■ **Available data**:
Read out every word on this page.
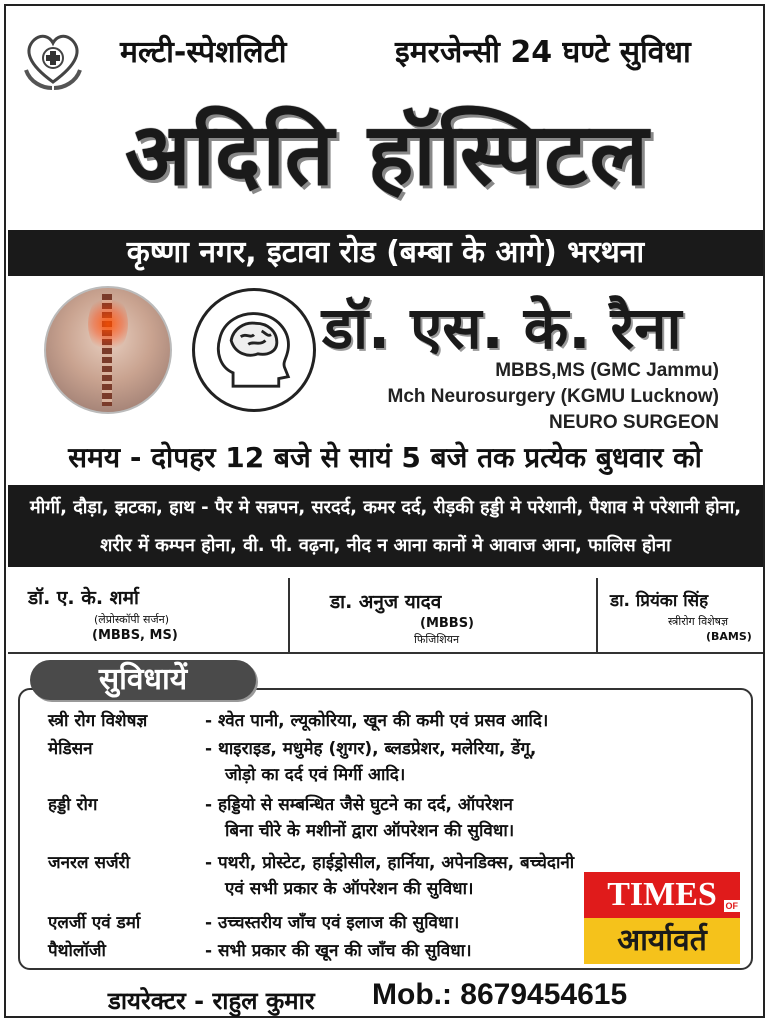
मल्टी-स्पेशलिटी	इमरजेन्सी 24 घण्टे सुविधा
अदिति हॉस्पिटल
कृष्णा नगर, इटावा रोड (बम्बा के आगे) भरथना
डॉ. एस. के. रैना
MBBS,MS (GMC Jammu)
Mch Neurosurgery (KGMU Lucknow)
NEURO SURGEON
समय - दोपहर 12 बजे से सायं 5 बजे तक प्रत्येक बुधवार को
मीर्गी, दौड़ा, झटका, हाथ - पैर मे सन्नपन, सरदर्द, कमर दर्द, रीड़की हड्डी मे परेशानी, पैशाव मे परेशानी होना,
शरीर में कम्पन होना, वी. पी. वढ़ना, नीद न आना कानों मे आवाज आना, फालिस होना
डॉ. ए. के. शर्मा
(लेप्रोस्कॉपी सर्जन)
(MBBS, MS)
डा. अनुज यादव
(MBBS)
फिजिशियन
डा. प्रियंका सिंह
स्त्रीरोग विशेषज्ञ
(BAMS)
सुविधायें
स्त्री रोग विशेषज्ञ	- श्वेत पानी, ल्यूकोरिया, खून की कमी एवं प्रसव आदि।
मेडिसन	- थाइराइड, मधुमेह (शुगर), ब्लडप्रेशर, मलेरिया, डेंगू,
जोड़ो का दर्द एवं मिर्गी आदि।
हड्डी रोग	- हड्डियो से सम्बन्धित जैसे घुटने का दर्द, ऑपरेशन
बिना चीरे के मशीनों द्वारा ऑपरेशन की सुविधा।
जनरल सर्जरी	- पथरी, प्रोस्टेट, हाईड्रोसील, हार्निया, अपेनडिक्स, बच्चेदानी
एवं सभी प्रकार के ऑपरेशन की सुविधा।
एलर्जी एवं डर्मा	- उच्चस्तरीय जाँच एवं इलाज की सुविधा।
पैथोलॉजी	- सभी प्रकार की खून की जाँच की सुविधा।
TIMES OF
आर्यावर्त
डायरेक्टर - राहुल कुमार Mob.: 8679454615
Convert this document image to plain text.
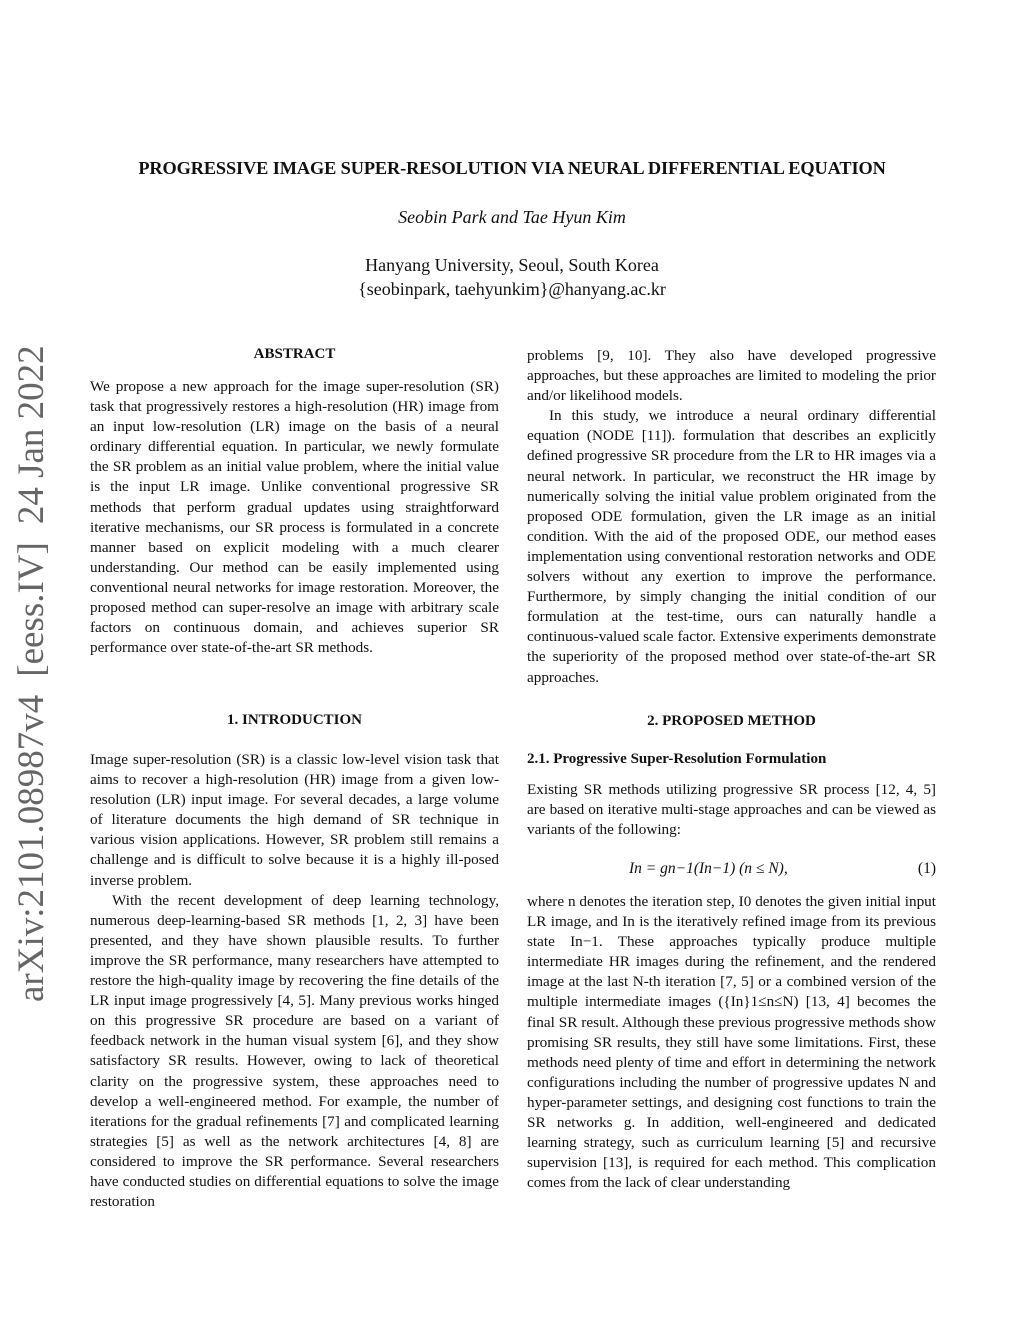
PROGRESSIVE IMAGE SUPER-RESOLUTION VIA NEURAL DIFFERENTIAL EQUATION
Seobin Park and Tae Hyun Kim
Hanyang University, Seoul, South Korea
{seobinpark, taehyunkim}@hanyang.ac.kr
arXiv:2101.08987v4[eess.IV]24 Jan 2022	ABSTRACT

We propose a new approach for the image super-resolution (SR) task that progressively restores a high-resolution (HR) image from an input low-resolution (LR) image on the basis of a neural ordinary differential equation. In particular, we newly formulate the SR problem as an initial value problem, where the initial value is the input LR image. Unlike conventional progressive SR methods that perform gradual updates using straightforward iterative mechanisms, our SR process is formulated in a concrete manner based on explicit modeling with a much clearer understanding. Our method can be easily implemented using conventional neural networks for image restoration. Moreover, the proposed method can super-resolve an image with arbitrary scale factors on continuous domain, and achieves superior SR performance over state-of-the-art SR methods.

1. INTRODUCTION

Image super-resolution (SR) is a classic low-level vision task that aims to recover a high-resolution (HR) image from a given low-resolution (LR) input image. For several decades, a large volume of literature documents the high demand of SR technique in various vision applications. However, SR problem still remains a challenge and is difficult to solve because it is a highly ill-posed inverse problem.

With the recent development of deep learning technology, numerous deep-learning-based SR methods [1, 2, 3] have been presented, and they have shown plausible results. To further improve the SR performance, many researchers have attempted to restore the high-quality image by recovering the fine details of the LR input image progressively [4, 5]. Many previous works hinged on this progressive SR procedure are based on a variant of feedback network in the human visual system [6], and they show satisfactory SR results. However, owing to lack of theoretical clarity on the progressive system, these approaches need to develop a well-engineered method. For example, the number of iterations for the gradual refinements [7] and complicated learning strategies [5] as well as the network architectures [4, 8] are considered to improve the SR performance. Several researchers have conducted studies on differential equations to solve the image restoration

problems [9, 10]. They also have developed progressive approaches, but these approaches are limited to modeling the prior and/or likelihood models.

In this study, we introduce a neural ordinary differential equation (NODE [11]). formulation that describes an explicitly defined progressive SR procedure from the LR to HR images via a neural network. In particular, we reconstruct the HR image by numerically solving the initial value problem originated from the proposed ODE formulation, given the LR image as an initial condition. With the aid of the proposed ODE, our method eases implementation using conventional restoration networks and ODE solvers without any exertion to improve the performance. Furthermore, by simply changing the initial condition of our formulation at the test-time, ours can naturally handle a continuous-valued scale factor. Extensive experiments demonstrate the superiority of the proposed method over state-of-the-art SR approaches.

2. PROPOSED METHOD
2.1. Progressive Super-Resolution Formulation

Existing SR methods utilizing progressive SR process [12, 4, 5] are based on iterative multi-stage approaches and can be viewed as variants of the following:

In = gn−1(In−1) (n ≤ N),	(1)

where n denotes the iteration step, I0 denotes the given initial input LR image, and In is the iteratively refined image from its previous state In−1. These approaches typically produce multiple intermediate HR images during the refinement, and the rendered image at the last N-th iteration [7, 5] or a combined version of the multiple intermediate images ({In}1≤n≤N) [13, 4] becomes the final SR result. Although these previous progressive methods show promising SR results, they still have some limitations. First, these methods need plenty of time and effort in determining the network configurations including the number of progressive updates N and hyper-parameter settings, and designing cost functions to train the SR networks g. In addition, well-engineered and dedicated learning strategy, such as curriculum learning [5] and recursive supervision [13], is required for each method. This complication comes from the lack of clear understanding
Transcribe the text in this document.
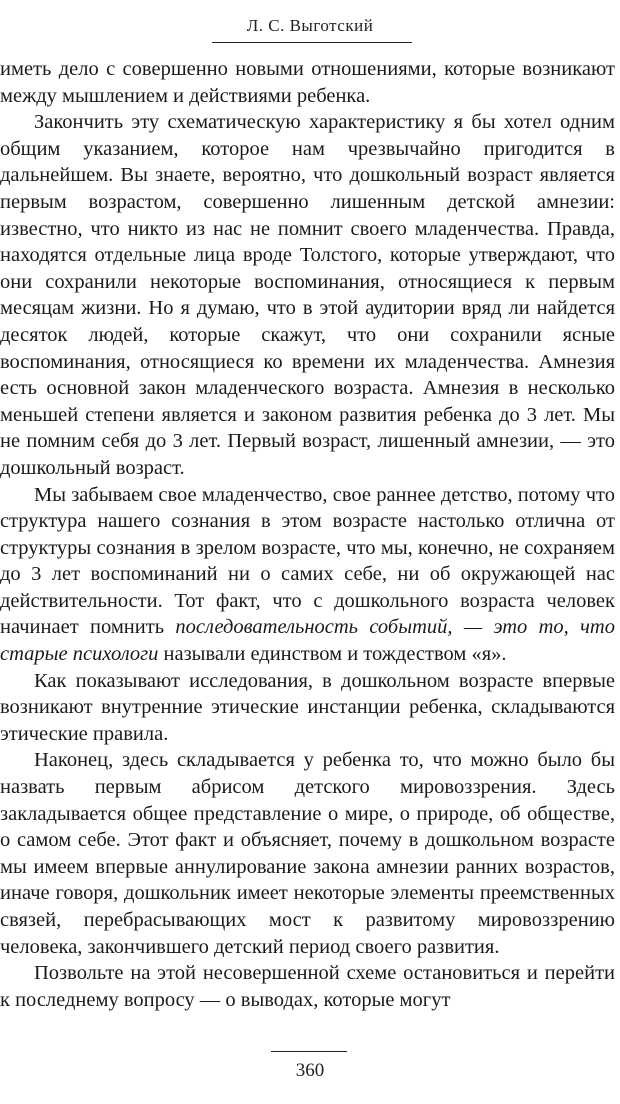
Л. С. Выготский

иметь дело с совершенно новыми отношениями, которые возникают между мышлением и действиями ребенка.

Закончить эту схематическую характеристику я бы хотел одним общим указанием, которое нам чрезвычайно пригодится в дальнейшем. Вы знаете, вероятно, что дошкольный возраст является первым возрастом, совершенно лишенным детской амнезии: известно, что никто из нас не помнит своего младенчества. Правда, находятся отдельные лица вроде Толстого, которые утверждают, что они сохранили некоторые воспоминания, относящиеся к первым месяцам жизни. Но я думаю, что в этой аудитории вряд ли найдется десяток людей, которые скажут, что они сохранили ясные воспоминания, относящиеся ко времени их младенчества. Амнезия есть основной закон младенческого возраста. Амнезия в несколько меньшей степени является и законом развития ребенка до 3 лет. Мы не помним себя до 3 лет. Первый возраст, лишенный амнезии, — это дошкольный возраст.

Мы забываем свое младенчество, свое раннее детство, потому что структура нашего сознания в этом возрасте настолько отлична от структуры сознания в зрелом возрасте, что мы, конечно, не сохраняем до 3 лет воспоминаний ни о самих себе, ни об окружающей нас действительности. Тот факт, что с дошкольного возраста человек начинает помнить последовательность событий, — это то, что старые психологи называли единством и тождеством «я».

Как показывают исследования, в дошкольном возрасте впервые возникают внутренние этические инстанции ребенка, складываются этические правила.

Наконец, здесь складывается у ребенка то, что можно было бы назвать первым абрисом детского мировоззрения. Здесь закладывается общее представление о мире, о природе, об обществе, о самом себе. Этот факт и объясняет, почему в дошкольном возрасте мы имеем впервые аннулирование закона амнезии ранних возрастов, иначе говоря, дошкольник имеет некоторые элементы преемственных связей, перебрасывающих мост к развитому мировоззрению человека, закончившего детский период своего развития.

Позвольте на этой несовершенной схеме остановиться и перейти к последнему вопросу — о выводах, которые могут

360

■ **Given problem**: What you return should match the records above word for word, minus the pictures.

■ **Result for this exercise**:
Read out every word on this page.
मल्टी-स्पेशलिटी	इमरजेन्सी 24 घण्टे सुविधा
अदिति हॉस्पिटल
कृष्णा नगर, इटावा रोड (बम्बा के आगे) भरथना
डॉ. एस. के. रैना
MBBS,MS (GMC Jammu)
Mch Neurosurgery (KGMU Lucknow)
NEURO SURGEON
समय - दोपहर 12 बजे से सायं 5 बजे तक प्रत्येक बुधवार को
मीर्गी, दौड़ा, झटका, हाथ - पैर मे सन्नपन, सरदर्द, कमर दर्द, रीड़की हड्डी मे परेशानी, पैशाव मे परेशानी होना,
शरीर में कम्पन होना, वी. पी. वढ़ना, नीद न आना कानों मे आवाज आना, फालिस होना
डॉ. ए. के. शर्मा
(लेप्रोस्कॉपी सर्जन)
(MBBS, MS)
डा. अनुज यादव
(MBBS)
फिजिशियन
डा. प्रियंका सिंह
स्त्रीरोग विशेषज्ञ
(BAMS)
सुविधायें
स्त्री रोग विशेषज्ञ	- श्वेत पानी, ल्यूकोरिया, खून की कमी एवं प्रसव आदि।
मेडिसन	- थाइराइड, मधुमेह (शुगर), ब्लडप्रेशर, मलेरिया, डेंगू,
जोड़ो का दर्द एवं मिर्गी आदि।
हड्डी रोग	- हड्डियो से सम्बन्धित जैसे घुटने का दर्द, ऑपरेशन
बिना चीरे के मशीनों द्वारा ऑपरेशन की सुविधा।
जनरल सर्जरी	- पथरी, प्रोस्टेट, हाईड्रोसील, हार्निया, अपेनडिक्स, बच्चेदानी
एवं सभी प्रकार के ऑपरेशन की सुविधा।
एलर्जी एवं डर्मा	- उच्चस्तरीय जाँच एवं इलाज की सुविधा।
पैथोलॉजी	- सभी प्रकार की खून की जाँच की सुविधा।
TIMES OF
आर्यावर्त
डायरेक्टर - राहुल कुमार Mob.: 8679454615
Convert this document image to plain text.
PROGRESSIVE IMAGE SUPER-RESOLUTION VIA NEURAL DIFFERENTIAL EQUATION
Seobin Park and Tae Hyun Kim
Hanyang University, Seoul, South Korea
{seobinpark, taehyunkim}@hanyang.ac.kr
arXiv:2101.08987v4[eess.IV]24 Jan 2022	ABSTRACT

We propose a new approach for the image super-resolution (SR) task that progressively restores a high-resolution (HR) image from an input low-resolution (LR) image on the basis of a neural ordinary differential equation. In particular, we newly formulate the SR problem as an initial value problem, where the initial value is the input LR image. Unlike conventional progressive SR methods that perform gradual updates using straightforward iterative mechanisms, our SR process is formulated in a concrete manner based on explicit modeling with a much clearer understanding. Our method can be easily implemented using conventional neural networks for image restoration. Moreover, the proposed method can super-resolve an image with arbitrary scale factors on continuous domain, and achieves superior SR performance over state-of-the-art SR methods.

1. INTRODUCTION

Image super-resolution (SR) is a classic low-level vision task that aims to recover a high-resolution (HR) image from a given low-resolution (LR) input image. For several decades, a large volume of literature documents the high demand of SR technique in various vision applications. However, SR problem still remains a challenge and is difficult to solve because it is a highly ill-posed inverse problem.

With the recent development of deep learning technology, numerous deep-learning-based SR methods [1, 2, 3] have been presented, and they have shown plausible results. To further improve the SR performance, many researchers have attempted to restore the high-quality image by recovering the fine details of the LR input image progressively [4, 5]. Many previous works hinged on this progressive SR procedure are based on a variant of feedback network in the human visual system [6], and they show satisfactory SR results. However, owing to lack of theoretical clarity on the progressive system, these approaches need to develop a well-engineered method. For example, the number of iterations for the gradual refinements [7] and complicated learning strategies [5] as well as the network architectures [4, 8] are considered to improve the SR performance. Several researchers have conducted studies on differential equations to solve the image restoration

problems [9, 10]. They also have developed progressive approaches, but these approaches are limited to modeling the prior and/or likelihood models.

In this study, we introduce a neural ordinary differential equation (NODE [11]). formulation that describes an explicitly defined progressive SR procedure from the LR to HR images via a neural network. In particular, we reconstruct the HR image by numerically solving the initial value problem originated from the proposed ODE formulation, given the LR image as an initial condition. With the aid of the proposed ODE, our method eases implementation using conventional restoration networks and ODE solvers without any exertion to improve the performance. Furthermore, by simply changing the initial condition of our formulation at the test-time, ours can naturally handle a continuous-valued scale factor. Extensive experiments demonstrate the superiority of the proposed method over state-of-the-art SR approaches.

2. PROPOSED METHOD
2.1. Progressive Super-Resolution Formulation

Existing SR methods utilizing progressive SR process [12, 4, 5] are based on iterative multi-stage approaches and can be viewed as variants of the following:

In = gn−1(In−1) (n ≤ N),	(1)

where n denotes the iteration step, I0 denotes the given initial input LR image, and In is the iteratively refined image from its previous state In−1. These approaches typically produce multiple intermediate HR images during the refinement, and the rendered image at the last N-th iteration [7, 5] or a combined version of the multiple intermediate images ({In}1≤n≤N) [13, 4] becomes the final SR result. Although these previous progressive methods show promising SR results, they still have some limitations. First, these methods need plenty of time and effort in determining the network configurations including the number of progressive updates N and hyper-parameter settings, and designing cost functions to train the SR networks g. In addition, well-engineered and dedicated learning strategy, such as curriculum learning [5] and recursive supervision [13], is required for each method. This complication comes from the lack of clear understanding
Transcribe the text in this document.
Л. С. Выготский

иметь дело с совершенно новыми отношениями, которые возникают между мышлением и действиями ребенка.

Закончить эту схематическую характеристику я бы хотел одним общим указанием, которое нам чрезвычайно пригодится в дальнейшем. Вы знаете, вероятно, что дошкольный возраст является первым возрастом, совершенно лишенным детской амнезии: известно, что никто из нас не помнит своего младенчества. Правда, находятся отдельные лица вроде Толстого, которые утверждают, что они сохранили некоторые воспоминания, относящиеся к первым месяцам жизни. Но я думаю, что в этой аудитории вряд ли найдется десяток людей, которые скажут, что они сохранили ясные воспоминания, относящиеся ко времени их младенчества. Амнезия есть основной закон младенческого возраста. Амнезия в несколько меньшей степени является и законом развития ребенка до 3 лет. Мы не помним себя до 3 лет. Первый возраст, лишенный амнезии, — это дошкольный возраст.

Мы забываем свое младенчество, свое раннее детство, потому что структура нашего сознания в этом возрасте настолько отлична от структуры сознания в зрелом возрасте, что мы, конечно, не сохраняем до 3 лет воспоминаний ни о самих себе, ни об окружающей нас действительности. Тот факт, что с дошкольного возраста человек начинает помнить последовательность событий, — это то, что старые психологи называли единством и тождеством «я».

Как показывают исследования, в дошкольном возрасте впервые возникают внутренние этические инстанции ребенка, складываются этические правила.

Наконец, здесь складывается у ребенка то, что можно было бы назвать первым абрисом детского мировоззрения. Здесь закладывается общее представление о мире, о природе, об обществе, о самом себе. Этот факт и объясняет, почему в дошкольном возрасте мы имеем впервые аннулирование закона амнезии ранних возрастов, иначе говоря, дошкольник имеет некоторые элементы преемственных связей, перебрасывающих мост к развитому мировоззрению человека, закончившего детский период своего развития.

Позвольте на этой несовершенной схеме остановиться и перейти к последнему вопросу — о выводах, которые могут

360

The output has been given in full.